# Stated task
Select and reproduce each line of the listing below that bears the string "title".

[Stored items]
---
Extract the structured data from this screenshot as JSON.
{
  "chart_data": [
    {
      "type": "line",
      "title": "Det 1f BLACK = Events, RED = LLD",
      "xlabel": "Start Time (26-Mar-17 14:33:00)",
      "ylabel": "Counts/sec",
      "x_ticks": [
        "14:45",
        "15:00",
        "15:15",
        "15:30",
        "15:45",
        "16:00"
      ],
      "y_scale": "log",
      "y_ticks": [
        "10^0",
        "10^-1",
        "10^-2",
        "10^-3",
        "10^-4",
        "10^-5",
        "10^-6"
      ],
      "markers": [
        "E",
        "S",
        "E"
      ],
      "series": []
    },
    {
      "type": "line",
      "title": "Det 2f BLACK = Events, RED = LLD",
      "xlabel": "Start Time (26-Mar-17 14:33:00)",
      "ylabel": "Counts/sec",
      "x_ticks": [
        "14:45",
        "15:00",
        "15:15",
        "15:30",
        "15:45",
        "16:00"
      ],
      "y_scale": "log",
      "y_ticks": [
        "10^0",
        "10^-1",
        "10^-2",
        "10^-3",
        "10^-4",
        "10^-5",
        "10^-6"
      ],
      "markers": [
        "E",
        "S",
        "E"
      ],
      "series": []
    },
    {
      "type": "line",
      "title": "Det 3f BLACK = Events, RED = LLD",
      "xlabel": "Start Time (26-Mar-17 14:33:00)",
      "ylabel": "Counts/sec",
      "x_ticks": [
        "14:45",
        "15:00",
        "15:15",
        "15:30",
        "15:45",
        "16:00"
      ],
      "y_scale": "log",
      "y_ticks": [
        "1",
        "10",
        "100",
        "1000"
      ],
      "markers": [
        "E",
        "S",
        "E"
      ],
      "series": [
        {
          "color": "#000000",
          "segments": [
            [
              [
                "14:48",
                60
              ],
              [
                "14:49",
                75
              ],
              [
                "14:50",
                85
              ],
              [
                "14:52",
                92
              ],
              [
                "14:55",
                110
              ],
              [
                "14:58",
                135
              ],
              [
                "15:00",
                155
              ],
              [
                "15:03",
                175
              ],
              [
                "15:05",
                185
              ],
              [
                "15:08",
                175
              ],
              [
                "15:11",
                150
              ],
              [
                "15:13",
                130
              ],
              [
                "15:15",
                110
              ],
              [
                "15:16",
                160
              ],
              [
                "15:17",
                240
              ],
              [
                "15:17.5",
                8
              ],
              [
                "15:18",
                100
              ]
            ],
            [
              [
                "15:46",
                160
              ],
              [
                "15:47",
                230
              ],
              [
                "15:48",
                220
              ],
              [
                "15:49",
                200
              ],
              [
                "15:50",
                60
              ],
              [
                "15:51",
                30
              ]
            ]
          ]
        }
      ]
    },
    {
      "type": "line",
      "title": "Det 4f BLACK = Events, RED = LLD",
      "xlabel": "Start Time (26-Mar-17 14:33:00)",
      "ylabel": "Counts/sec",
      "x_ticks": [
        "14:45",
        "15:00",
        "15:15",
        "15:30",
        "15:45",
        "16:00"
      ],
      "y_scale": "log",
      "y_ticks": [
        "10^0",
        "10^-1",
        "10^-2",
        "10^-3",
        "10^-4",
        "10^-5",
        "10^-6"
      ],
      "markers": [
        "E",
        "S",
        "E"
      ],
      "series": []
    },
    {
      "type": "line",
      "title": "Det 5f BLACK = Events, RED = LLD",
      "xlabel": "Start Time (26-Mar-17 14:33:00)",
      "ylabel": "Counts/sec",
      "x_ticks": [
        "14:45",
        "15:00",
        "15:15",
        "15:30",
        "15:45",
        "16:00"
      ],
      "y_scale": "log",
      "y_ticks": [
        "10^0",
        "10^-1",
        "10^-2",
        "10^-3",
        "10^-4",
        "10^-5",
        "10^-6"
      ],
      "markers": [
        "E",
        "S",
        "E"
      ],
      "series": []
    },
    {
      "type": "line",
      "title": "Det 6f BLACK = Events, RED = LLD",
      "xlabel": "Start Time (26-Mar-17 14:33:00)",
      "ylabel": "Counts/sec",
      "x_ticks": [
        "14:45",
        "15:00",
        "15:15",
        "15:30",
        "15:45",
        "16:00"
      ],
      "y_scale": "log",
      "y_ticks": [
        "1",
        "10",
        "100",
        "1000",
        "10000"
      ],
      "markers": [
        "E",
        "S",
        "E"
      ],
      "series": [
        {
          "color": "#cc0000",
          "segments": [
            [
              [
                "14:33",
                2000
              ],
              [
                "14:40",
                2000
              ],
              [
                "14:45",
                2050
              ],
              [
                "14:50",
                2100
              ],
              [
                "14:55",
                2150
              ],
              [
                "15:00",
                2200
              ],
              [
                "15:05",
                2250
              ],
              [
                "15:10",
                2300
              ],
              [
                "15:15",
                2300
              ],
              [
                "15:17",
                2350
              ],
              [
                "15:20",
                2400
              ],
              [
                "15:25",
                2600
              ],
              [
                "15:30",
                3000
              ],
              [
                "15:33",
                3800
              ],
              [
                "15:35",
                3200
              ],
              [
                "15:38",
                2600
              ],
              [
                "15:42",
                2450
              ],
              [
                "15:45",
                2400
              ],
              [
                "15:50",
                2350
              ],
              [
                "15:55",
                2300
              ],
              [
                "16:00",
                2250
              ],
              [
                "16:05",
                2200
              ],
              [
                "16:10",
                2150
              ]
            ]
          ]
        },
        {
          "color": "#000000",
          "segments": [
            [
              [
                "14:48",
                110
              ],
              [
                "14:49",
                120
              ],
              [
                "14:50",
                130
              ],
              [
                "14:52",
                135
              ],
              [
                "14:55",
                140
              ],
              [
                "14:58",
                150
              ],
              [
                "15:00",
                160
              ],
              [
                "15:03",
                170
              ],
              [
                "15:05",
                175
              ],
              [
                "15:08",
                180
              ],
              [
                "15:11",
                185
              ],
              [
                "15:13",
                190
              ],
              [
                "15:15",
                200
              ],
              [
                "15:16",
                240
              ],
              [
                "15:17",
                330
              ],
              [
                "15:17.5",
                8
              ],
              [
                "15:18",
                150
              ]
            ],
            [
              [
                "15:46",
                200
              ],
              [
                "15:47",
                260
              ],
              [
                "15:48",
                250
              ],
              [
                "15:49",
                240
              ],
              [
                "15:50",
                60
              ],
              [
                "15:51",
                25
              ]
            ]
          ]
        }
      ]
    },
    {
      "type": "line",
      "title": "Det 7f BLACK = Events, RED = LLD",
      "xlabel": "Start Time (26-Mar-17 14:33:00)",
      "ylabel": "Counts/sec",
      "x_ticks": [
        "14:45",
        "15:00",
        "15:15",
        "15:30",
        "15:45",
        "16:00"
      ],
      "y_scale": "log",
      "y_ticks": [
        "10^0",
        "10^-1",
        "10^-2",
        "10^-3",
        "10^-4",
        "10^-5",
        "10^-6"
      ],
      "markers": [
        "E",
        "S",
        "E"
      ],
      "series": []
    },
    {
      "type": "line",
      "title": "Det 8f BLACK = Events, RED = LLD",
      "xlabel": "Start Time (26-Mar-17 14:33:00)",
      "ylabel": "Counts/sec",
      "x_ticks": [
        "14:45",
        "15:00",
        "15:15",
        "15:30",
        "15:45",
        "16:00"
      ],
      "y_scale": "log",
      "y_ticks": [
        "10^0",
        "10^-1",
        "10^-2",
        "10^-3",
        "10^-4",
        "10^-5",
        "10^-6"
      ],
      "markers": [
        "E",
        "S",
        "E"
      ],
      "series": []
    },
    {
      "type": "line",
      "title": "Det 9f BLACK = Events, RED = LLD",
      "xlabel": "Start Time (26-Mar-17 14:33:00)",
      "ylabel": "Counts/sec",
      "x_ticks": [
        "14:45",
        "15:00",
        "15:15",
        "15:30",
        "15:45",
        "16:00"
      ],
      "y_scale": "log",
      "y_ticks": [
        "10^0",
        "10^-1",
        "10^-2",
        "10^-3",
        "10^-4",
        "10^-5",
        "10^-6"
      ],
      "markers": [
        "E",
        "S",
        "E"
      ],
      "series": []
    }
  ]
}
---
# Answer for this exercise
      "title": "Det 1f BLACK = Events, RED = LLD",
      "title": "Det 2f BLACK = Events, RED = LLD",
      "title": "Det 3f BLACK = Events, RED = LLD",
      "title": "Det 4f BLACK = Events, RED = LLD",
      "title": "Det 5f BLACK = Events, RED = LLD",
      "title": "Det 6f BLACK = Events, RED = LLD",
      "title": "Det 7f BLACK = Events, RED = LLD",
      "title": "Det 8f BLACK = Events, RED = LLD",
      "title": "Det 9f BLACK = Events, RED = LLD",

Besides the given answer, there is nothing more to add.